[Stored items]
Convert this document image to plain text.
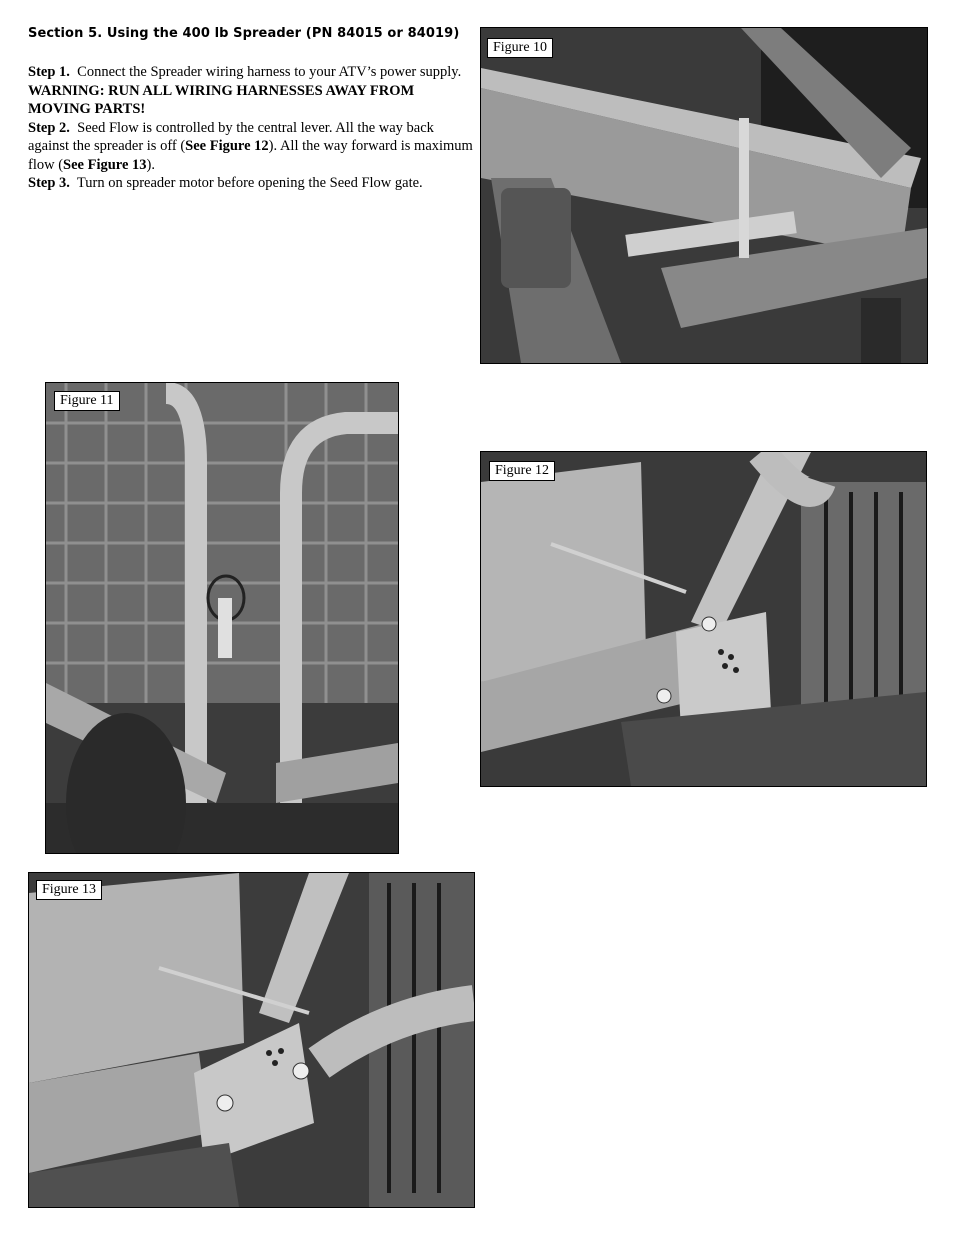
Section 5. Using the 400 lb Spreader (PN 84015 or 84019)

Step 1. Connect the Spreader wiring harness to your ATV’s power supply.  WARNING: RUN ALL WIRING HARNESSES AWAY FROM MOVING PARTS!

Step 2. Seed Flow is controlled by the central lever. All the way back against the spreader is off (See Figure 12). All the way forward is maximum flow (See Figure 13).

Step 3. Turn on spreader motor before opening the Seed Flow gate.

Figure 10
Figure 11
Figure 12
Figure 13
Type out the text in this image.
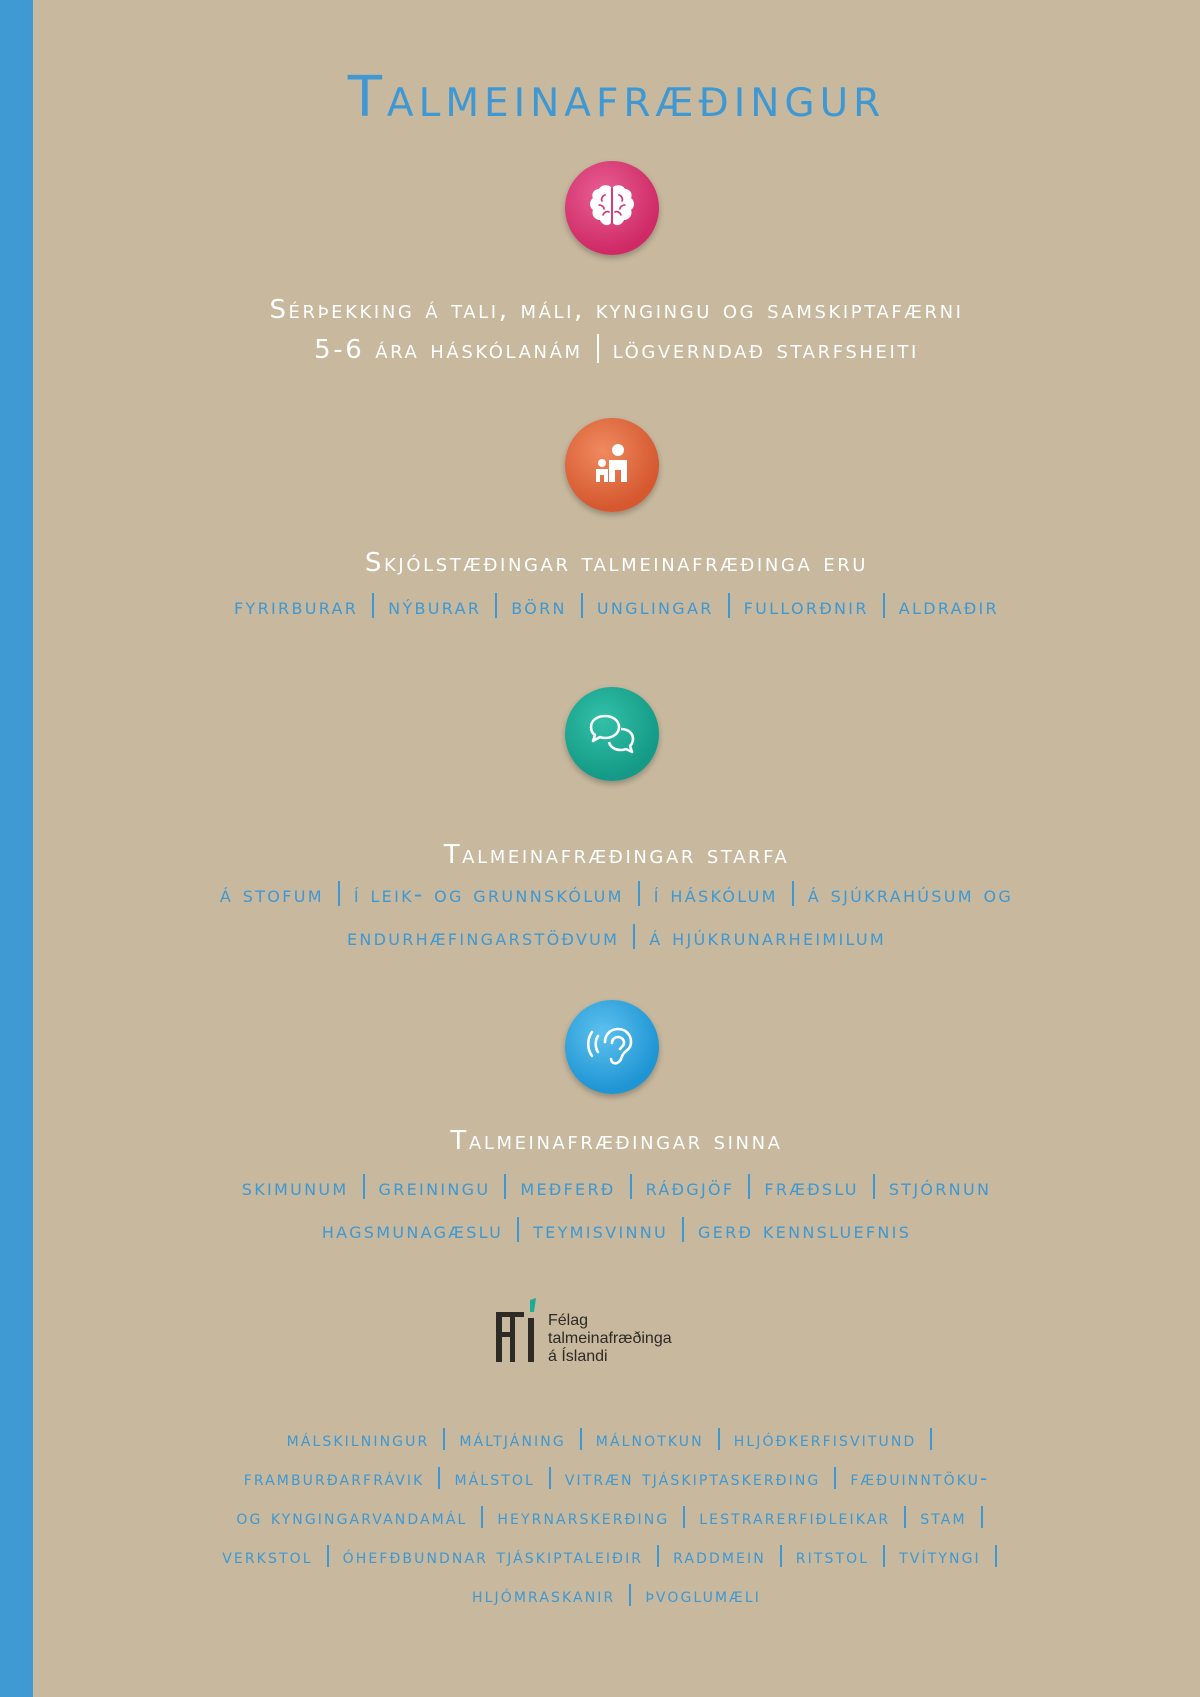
Talmeinafræðingur
Sérþekking á tali, máli, kyngingu og samskiptafærni
5-6 ára háskólanám lögverndað starfsheiti
Skjólstæðingar talmeinafræðinga eru
fyrirburar nýburar börn unglingar fullorðnir aldraðir
Talmeinafræðingar starfa
á stofum í leik- og grunnskólum í háskólum á sjúkrahúsum og
endurhæfingarstöðvum á hjúkrunarheimilum
Talmeinafræðingar sinna
skimunum greiningu meðferð ráðgjöf fræðslu stjórnun
hagsmunagæslu teymisvinnu gerð kennsluefnis
Félag
talmeinafræðinga
á Íslandi
málskilningur máltjáning málnotkun hljóðkerfisvitund
framburðarfrávik málstol vitræn tjáskiptaskerðing fæðuinntöku-
og kyngingarvandamál heyrnarskerðing lestrarerfiðleikar stam
verkstol óhefðbundnar tjáskiptaleiðir raddmein ritstol tvítyngi
hljómraskanir þvoglumæli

▸ Written request
Transcribe every entry word for word, but omit the pictures.

▸ Full answer
Convert this document image to plain text.
Section 5. Using the 400 lb Spreader (PN 84015 or 84019)

Step 1. Connect the Spreader wiring harness to your ATV’s power supply.  WARNING: RUN ALL WIRING HARNESSES AWAY FROM MOVING PARTS!

Step 2. Seed Flow is controlled by the central lever. All the way back against the spreader is off (See Figure 12). All the way forward is maximum flow (See Figure 13).

Step 3. Turn on spreader motor before opening the Seed Flow gate.

Figure 10
Figure 11
Figure 12
Figure 13
Type out the text in this image.
Talmeinafræðingur
Sérþekking á tali, máli, kyngingu og samskiptafærni
5-6 ára háskólanám lögverndað starfsheiti
Skjólstæðingar talmeinafræðinga eru
fyrirburar nýburar börn unglingar fullorðnir aldraðir
Talmeinafræðingar starfa
á stofum í leik- og grunnskólum í háskólum á sjúkrahúsum og
endurhæfingarstöðvum á hjúkrunarheimilum
Talmeinafræðingar sinna
skimunum greiningu meðferð ráðgjöf fræðslu stjórnun
hagsmunagæslu teymisvinnu gerð kennsluefnis
Félag
talmeinafræðinga
á Íslandi
málskilningur máltjáning málnotkun hljóðkerfisvitund
framburðarfrávik málstol vitræn tjáskiptaskerðing fæðuinntöku-
og kyngingarvandamál heyrnarskerðing lestrarerfiðleikar stam
verkstol óhefðbundnar tjáskiptaleiðir raddmein ritstol tvítyngi
hljómraskanir þvoglumæli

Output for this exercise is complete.